[Trecho do texto]:
────────

De acordo com Fernanda, a militância das pessoas negras tem início antes mesmo de qualquer ingresso no movimento negro organizado. Mais especificamente, inicia no momento em que essas pessoas se dão conta que, dentro de uma sociedade racista, suas identidades possuem um marcador social de raça, que normalmente é somado a outros marcadores, como de classe e gênero. Nesse contexto, a identidade de Fernanda enquanto uma pessoa negra e, consequentemente, sua militância, começou aos seis anos de idade, logo após passar pelo primeiro episódio de racismo, que aconteceu dentro da escola que estudava em Pelotas, no interior do Rio Grande do Sul. “Eu costumo dizer que até então a minha identidade era uma identidade de uma criança, no máximo de gênero, uma identidade feminina. A partir dali se agregou essa outra identidade, que é a identidade negra, que vai sempre estar cruzada com a identidade de gênero. Desde então eu já comecei a me posicionar nesse cenário de acordo com as ferramentas e possibilidades que eu tinha naquele momento”, relatou a pesquisadora em entrevista ao Sul21. Na ocasião, Fernanda falou sobre temas como a presença de mulheres negras dentro dos movimentos sociais, a importância de estudar dentro do mundo acadêmico assuntos relacionados à população negra, o trabalho desenvolvido pelo grupo de estudos Atinuké, epistemicídio e o mês da Consciência Negra, por exemplo.

────────

[Dados extraídos]:
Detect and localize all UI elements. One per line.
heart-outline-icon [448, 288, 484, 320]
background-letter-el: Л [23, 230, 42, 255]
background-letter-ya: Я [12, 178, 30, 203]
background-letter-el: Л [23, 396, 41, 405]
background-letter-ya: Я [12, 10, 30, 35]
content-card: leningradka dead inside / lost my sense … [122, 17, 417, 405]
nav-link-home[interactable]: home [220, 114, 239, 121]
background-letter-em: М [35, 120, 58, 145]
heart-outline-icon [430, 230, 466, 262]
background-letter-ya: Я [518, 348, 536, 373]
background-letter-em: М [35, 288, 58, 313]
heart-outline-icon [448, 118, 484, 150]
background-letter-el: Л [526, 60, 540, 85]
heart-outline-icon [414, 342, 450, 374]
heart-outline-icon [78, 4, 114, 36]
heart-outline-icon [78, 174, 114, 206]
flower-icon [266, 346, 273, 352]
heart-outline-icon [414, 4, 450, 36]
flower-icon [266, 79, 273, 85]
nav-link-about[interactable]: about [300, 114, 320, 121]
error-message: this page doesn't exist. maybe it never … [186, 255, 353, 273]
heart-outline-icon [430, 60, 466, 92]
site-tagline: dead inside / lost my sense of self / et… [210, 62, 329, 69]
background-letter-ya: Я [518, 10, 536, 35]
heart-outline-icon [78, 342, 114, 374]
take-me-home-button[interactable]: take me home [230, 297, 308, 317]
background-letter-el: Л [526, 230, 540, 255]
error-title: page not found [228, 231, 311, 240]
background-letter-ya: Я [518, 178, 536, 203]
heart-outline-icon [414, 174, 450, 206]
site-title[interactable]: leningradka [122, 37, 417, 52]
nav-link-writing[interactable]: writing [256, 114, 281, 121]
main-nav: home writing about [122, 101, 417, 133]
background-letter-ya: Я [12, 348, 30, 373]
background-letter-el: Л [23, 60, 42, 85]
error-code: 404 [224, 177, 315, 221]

────────

[Tarefa proposta 1]: De acordo com o trecho sobre a militância de Fernanda, com que idade começou a identidade dela como pessoa negra?
[Tarefa proposta 2]:
Indique se cada afirmação concorda com o trecho sobre a militância de Fernanda, respondendo sim ou não e citando as palavras do trecho que decidem:
(a) O primeiro episódio de racismo vivido por Fernanda ocorreu na escola em que ela estudava, em Pelotas.
(b) Para Fernanda, a militância das pessoas negras começa somente com a entrada no movimento negro organizado.
(c) Fernanda deu a entrevista ao Sul21.
[Tarefa proposta 3]: Retome o trecho sobre a militância de Fernanda a partir da última frase apresentada, dando sequência ao texto.

[Resposta do exercício 1]: Aos seis anos de idade, logo após o primeiro episódio de racismo que ela viveu.

[Resposta do exercício 2]:
(a) Sim: "que aconteceu dentro da escola que estudava em Pelotas".
(b) Não: "tem início antes mesmo de qualquer ingresso no movimento negro organizado".
(c) Sim: "relatou a pesquisadora em entrevista ao Sul21".

[Resposta do exercício 3]:
Segundo Fernanda, as mulheres negras  não possuem a opção de parar de militar por seus direitos e por suas existências, uma vez que precisam resistir cotidianamente para não ter suas identidades ou seus corpos violado psicológica ou fisicamente pelo racismo. “Em geral, as mulheres negras não conseguem acordar um dia e dizer ‘hoje não vou militar, vou deixar meu ativismo em casa’, não dá, porque isso perpassa nosso corpo; nosso corpo é nosso território, que sai todo dia para a rua, assim como qualquer pessoa. Só que o nosso território é constantemente questionado, interpelado”.

A pesquisadora também pontua que a presença de mulheres dentro do movimento negro organizado sempre aconteceu, mas costuma ser apagada pela sociedade sexista, que prioriza tornar conhecidos os nomes dos homens que participam de eventos, protestos e movimentos sociais. De acordo com Fernanda, um exemplo disso é que as mulheres negras participaram do Grupo Palmares, responsável por criar a discussão sobre o 20 de novembro enquanto a data da consciência negra.

Fernanda aponta que, em função disso, o mês da Consciência Negra se torna cada vez mais fundamental ao gerar uma maior visibilidade das lutas que as mulheres negras executam ao longo dos outros meses do ano. “É o mês em que temos a visibilidade maior e, então, acho que é fundamental estar nos espaços e utilizar esses espaços de visibilidade para dialogar mais com outras pessoas. Em muitos espaços o mês da Consciência Negra é o único onde é possível trazer essas discussões. Às vezes as pessoas perguntam ‘ah, é uma comemoração?’, não, não é uma comemoração, é um momento de reflexão”, afirma a pesquisadora.

Sul21: Como a sua militância dentro do movimento negro iniciou?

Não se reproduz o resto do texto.